→ Directions
Give the entries again exactly, every one of them.

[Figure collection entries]
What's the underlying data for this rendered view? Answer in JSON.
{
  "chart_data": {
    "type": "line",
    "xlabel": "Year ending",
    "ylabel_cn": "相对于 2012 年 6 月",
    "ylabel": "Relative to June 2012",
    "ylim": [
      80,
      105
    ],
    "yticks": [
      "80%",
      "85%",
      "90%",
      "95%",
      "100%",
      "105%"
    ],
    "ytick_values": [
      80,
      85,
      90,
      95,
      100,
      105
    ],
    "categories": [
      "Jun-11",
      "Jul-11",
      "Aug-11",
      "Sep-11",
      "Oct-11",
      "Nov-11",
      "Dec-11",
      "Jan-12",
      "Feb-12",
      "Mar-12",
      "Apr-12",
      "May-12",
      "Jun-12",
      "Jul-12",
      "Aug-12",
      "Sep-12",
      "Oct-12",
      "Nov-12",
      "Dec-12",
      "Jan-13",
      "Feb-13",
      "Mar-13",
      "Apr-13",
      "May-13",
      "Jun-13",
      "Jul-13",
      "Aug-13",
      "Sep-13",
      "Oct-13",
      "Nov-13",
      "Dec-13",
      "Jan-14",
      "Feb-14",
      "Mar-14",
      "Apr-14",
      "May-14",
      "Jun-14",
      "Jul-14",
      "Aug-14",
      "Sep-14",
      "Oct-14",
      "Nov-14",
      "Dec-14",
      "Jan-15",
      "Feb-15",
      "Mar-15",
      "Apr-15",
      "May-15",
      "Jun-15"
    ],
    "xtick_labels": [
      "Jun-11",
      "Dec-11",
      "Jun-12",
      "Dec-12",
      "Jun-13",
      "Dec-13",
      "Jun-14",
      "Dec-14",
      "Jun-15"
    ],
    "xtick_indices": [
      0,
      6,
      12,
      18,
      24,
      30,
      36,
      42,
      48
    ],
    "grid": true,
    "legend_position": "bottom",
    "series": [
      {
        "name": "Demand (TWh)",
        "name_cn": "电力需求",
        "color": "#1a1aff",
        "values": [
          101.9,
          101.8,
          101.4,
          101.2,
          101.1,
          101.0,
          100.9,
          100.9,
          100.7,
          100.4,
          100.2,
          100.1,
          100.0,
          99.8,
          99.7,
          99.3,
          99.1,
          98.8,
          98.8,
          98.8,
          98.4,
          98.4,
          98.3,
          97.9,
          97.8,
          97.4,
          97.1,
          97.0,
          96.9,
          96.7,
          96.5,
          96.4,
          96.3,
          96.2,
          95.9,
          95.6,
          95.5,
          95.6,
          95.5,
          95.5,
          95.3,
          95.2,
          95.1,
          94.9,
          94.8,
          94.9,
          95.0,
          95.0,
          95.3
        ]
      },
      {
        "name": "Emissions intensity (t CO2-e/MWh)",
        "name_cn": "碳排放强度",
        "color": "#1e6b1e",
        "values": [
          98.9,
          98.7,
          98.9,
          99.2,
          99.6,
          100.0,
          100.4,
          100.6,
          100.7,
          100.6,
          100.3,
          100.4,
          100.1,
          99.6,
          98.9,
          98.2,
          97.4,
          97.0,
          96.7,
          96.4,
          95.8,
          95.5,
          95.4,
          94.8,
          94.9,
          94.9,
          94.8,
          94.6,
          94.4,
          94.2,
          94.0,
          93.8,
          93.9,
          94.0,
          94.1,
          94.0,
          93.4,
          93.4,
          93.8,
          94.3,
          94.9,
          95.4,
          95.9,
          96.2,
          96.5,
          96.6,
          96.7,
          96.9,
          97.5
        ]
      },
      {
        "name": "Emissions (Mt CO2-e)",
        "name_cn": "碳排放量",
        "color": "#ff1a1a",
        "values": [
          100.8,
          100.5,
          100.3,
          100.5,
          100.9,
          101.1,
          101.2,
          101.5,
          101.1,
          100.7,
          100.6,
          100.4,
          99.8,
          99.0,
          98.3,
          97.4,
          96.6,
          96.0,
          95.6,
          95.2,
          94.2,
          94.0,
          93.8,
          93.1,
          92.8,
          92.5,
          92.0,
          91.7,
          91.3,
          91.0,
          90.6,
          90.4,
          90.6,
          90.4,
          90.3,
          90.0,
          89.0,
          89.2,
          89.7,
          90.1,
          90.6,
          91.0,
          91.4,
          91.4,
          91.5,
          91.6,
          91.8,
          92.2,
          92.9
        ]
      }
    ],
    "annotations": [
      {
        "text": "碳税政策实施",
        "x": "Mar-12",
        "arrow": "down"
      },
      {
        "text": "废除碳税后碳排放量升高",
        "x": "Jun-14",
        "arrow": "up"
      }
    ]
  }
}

→ Result of this task
What's the underlying data for this rendered view? Answer in JSON.
{
  "chart_data": {
    "type": "line",
    "xlabel": "Year ending",
    "ylabel_cn": "相对于 2012 年 6 月",
    "ylabel": "Relative to June 2012",
    "ylim": [
      80,
      105
    ],
    "yticks": [
      "80%",
      "85%",
      "90%",
      "95%",
      "100%",
      "105%"
    ],
    "ytick_values": [
      80,
      85,
      90,
      95,
      100,
      105
    ],
    "categories": [
      "Jun-11",
      "Jul-11",
      "Aug-11",
      "Sep-11",
      "Oct-11",
      "Nov-11",
      "Dec-11",
      "Jan-12",
      "Feb-12",
      "Mar-12",
      "Apr-12",
      "May-12",
      "Jun-12",
      "Jul-12",
      "Aug-12",
      "Sep-12",
      "Oct-12",
      "Nov-12",
      "Dec-12",
      "Jan-13",
      "Feb-13",
      "Mar-13",
      "Apr-13",
      "May-13",
      "Jun-13",
      "Jul-13",
      "Aug-13",
      "Sep-13",
      "Oct-13",
      "Nov-13",
      "Dec-13",
      "Jan-14",
      "Feb-14",
      "Mar-14",
      "Apr-14",
      "May-14",
      "Jun-14",
      "Jul-14",
      "Aug-14",
      "Sep-14",
      "Oct-14",
      "Nov-14",
      "Dec-14",
      "Jan-15",
      "Feb-15",
      "Mar-15",
      "Apr-15",
      "May-15",
      "Jun-15"
    ],
    "xtick_labels": [
      "Jun-11",
      "Dec-11",
      "Jun-12",
      "Dec-12",
      "Jun-13",
      "Dec-13",
      "Jun-14",
      "Dec-14",
      "Jun-15"
    ],
    "xtick_indices": [
      0,
      6,
      12,
      18,
      24,
      30,
      36,
      42,
      48
    ],
    "grid": true,
    "legend_position": "bottom",
    "series": [
      {
        "name": "Demand (TWh)",
        "name_cn": "电力需求",
        "color": "#1a1aff",
        "values": [
          101.9,
          101.8,
          101.4,
          101.2,
          101.1,
          101.0,
          100.9,
          100.9,
          100.7,
          100.4,
          100.2,
          100.1,
          100.0,
          99.8,
          99.7,
          99.3,
          99.1,
          98.8,
          98.8,
          98.8,
          98.4,
          98.4,
          98.3,
          97.9,
          97.8,
          97.4,
          97.1,
          97.0,
          96.9,
          96.7,
          96.5,
          96.4,
          96.3,
          96.2,
          95.9,
          95.6,
          95.5,
          95.6,
          95.5,
          95.5,
          95.3,
          95.2,
          95.1,
          94.9,
          94.8,
          94.9,
          95.0,
          95.0,
          95.3
        ]
      },
      {
        "name": "Emissions intensity (t CO2-e/MWh)",
        "name_cn": "碳排放强度",
        "color": "#1e6b1e",
        "values": [
          98.9,
          98.7,
          98.9,
          99.2,
          99.6,
          100.0,
          100.4,
          100.6,
          100.7,
          100.6,
          100.3,
          100.4,
          100.1,
          99.6,
          98.9,
          98.2,
          97.4,
          97.0,
          96.7,
          96.4,
          95.8,
          95.5,
          95.4,
          94.8,
          94.9,
          94.9,
          94.8,
          94.6,
          94.4,
          94.2,
          94.0,
          93.8,
          93.9,
          94.0,
          94.1,
          94.0,
          93.4,
          93.4,
          93.8,
          94.3,
          94.9,
          95.4,
          95.9,
          96.2,
          96.5,
          96.6,
          96.7,
          96.9,
          97.5
        ]
      },
      {
        "name": "Emissions (Mt CO2-e)",
        "name_cn": "碳排放量",
        "color": "#ff1a1a",
        "values": [
          100.8,
          100.5,
          100.3,
          100.5,
          100.9,
          101.1,
          101.2,
          101.5,
          101.1,
          100.7,
          100.6,
          100.4,
          99.8,
          99.0,
          98.3,
          97.4,
          96.6,
          96.0,
          95.6,
          95.2,
          94.2,
          94.0,
          93.8,
          93.1,
          92.8,
          92.5,
          92.0,
          91.7,
          91.3,
          91.0,
          90.6,
          90.4,
          90.6,
          90.4,
          90.3,
          90.0,
          89.0,
          89.2,
          89.7,
          90.1,
          90.6,
          91.0,
          91.4,
          91.4,
          91.5,
          91.6,
          91.8,
          92.2,
          92.9
        ]
      }
    ],
    "annotations": [
      {
        "text": "碳税政策实施",
        "x": "Mar-12",
        "arrow": "down"
      },
      {
        "text": "废除碳税后碳排放量升高",
        "x": "Jun-14",
        "arrow": "up"
      }
    ]
  }
}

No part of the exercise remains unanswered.